(Dataset records)

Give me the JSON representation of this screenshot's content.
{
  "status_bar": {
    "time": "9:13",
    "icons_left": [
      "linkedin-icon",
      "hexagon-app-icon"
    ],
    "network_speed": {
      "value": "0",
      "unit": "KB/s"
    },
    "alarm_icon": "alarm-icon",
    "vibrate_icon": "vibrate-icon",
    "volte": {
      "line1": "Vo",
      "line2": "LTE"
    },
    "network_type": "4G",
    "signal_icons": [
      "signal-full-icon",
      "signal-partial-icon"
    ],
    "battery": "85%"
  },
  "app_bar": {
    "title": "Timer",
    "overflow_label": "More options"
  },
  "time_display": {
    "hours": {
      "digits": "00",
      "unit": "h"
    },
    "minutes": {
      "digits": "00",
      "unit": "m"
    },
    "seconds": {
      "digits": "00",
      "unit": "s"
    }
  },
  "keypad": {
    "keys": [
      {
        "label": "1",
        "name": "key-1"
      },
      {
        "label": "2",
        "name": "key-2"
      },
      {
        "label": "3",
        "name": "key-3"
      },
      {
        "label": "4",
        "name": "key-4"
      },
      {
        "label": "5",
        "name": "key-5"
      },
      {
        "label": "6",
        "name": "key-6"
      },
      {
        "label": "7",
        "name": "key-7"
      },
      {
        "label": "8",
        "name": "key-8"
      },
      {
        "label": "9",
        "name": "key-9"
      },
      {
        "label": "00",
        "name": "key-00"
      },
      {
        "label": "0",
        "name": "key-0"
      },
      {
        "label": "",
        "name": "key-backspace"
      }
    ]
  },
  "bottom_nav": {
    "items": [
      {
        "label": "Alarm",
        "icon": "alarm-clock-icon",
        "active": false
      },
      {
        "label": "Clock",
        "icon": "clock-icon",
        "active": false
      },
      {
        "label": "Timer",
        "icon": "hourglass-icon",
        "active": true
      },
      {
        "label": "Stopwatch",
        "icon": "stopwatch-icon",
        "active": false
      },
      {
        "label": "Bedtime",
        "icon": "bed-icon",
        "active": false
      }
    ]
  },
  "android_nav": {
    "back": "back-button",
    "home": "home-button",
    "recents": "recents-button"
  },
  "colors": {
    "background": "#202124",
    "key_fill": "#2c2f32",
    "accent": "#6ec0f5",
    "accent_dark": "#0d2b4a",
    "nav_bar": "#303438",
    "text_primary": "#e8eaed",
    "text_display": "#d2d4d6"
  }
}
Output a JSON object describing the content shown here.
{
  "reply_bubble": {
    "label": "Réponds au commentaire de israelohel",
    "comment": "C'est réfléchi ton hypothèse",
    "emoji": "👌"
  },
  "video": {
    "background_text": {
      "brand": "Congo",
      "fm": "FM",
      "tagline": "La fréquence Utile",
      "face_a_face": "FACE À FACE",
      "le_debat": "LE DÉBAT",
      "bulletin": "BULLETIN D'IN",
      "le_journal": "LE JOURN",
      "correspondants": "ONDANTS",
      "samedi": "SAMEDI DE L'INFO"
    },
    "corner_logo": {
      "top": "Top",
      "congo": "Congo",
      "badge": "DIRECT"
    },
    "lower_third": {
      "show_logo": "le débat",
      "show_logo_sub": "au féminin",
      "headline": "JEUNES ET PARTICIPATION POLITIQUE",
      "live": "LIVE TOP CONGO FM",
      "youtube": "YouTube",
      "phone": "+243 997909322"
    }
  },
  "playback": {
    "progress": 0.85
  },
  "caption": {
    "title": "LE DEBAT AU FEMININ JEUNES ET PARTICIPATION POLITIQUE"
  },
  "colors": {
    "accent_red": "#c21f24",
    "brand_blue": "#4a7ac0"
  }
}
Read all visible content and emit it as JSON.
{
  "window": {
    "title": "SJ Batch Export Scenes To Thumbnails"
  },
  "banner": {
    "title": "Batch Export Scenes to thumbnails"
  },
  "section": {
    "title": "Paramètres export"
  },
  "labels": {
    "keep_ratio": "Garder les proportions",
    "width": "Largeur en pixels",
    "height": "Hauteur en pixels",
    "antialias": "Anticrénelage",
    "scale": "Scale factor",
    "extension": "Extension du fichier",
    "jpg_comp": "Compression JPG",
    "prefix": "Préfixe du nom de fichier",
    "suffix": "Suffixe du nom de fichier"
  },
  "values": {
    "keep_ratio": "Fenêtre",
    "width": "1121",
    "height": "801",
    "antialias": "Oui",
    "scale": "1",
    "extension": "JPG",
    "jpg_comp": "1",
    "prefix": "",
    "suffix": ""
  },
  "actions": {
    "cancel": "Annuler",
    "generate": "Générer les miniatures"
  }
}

▶ **SET EXERCISE**
In the records above, how many lines contain the string "fichier"? State that number only.

▶ **WORKED SOLUTION**
3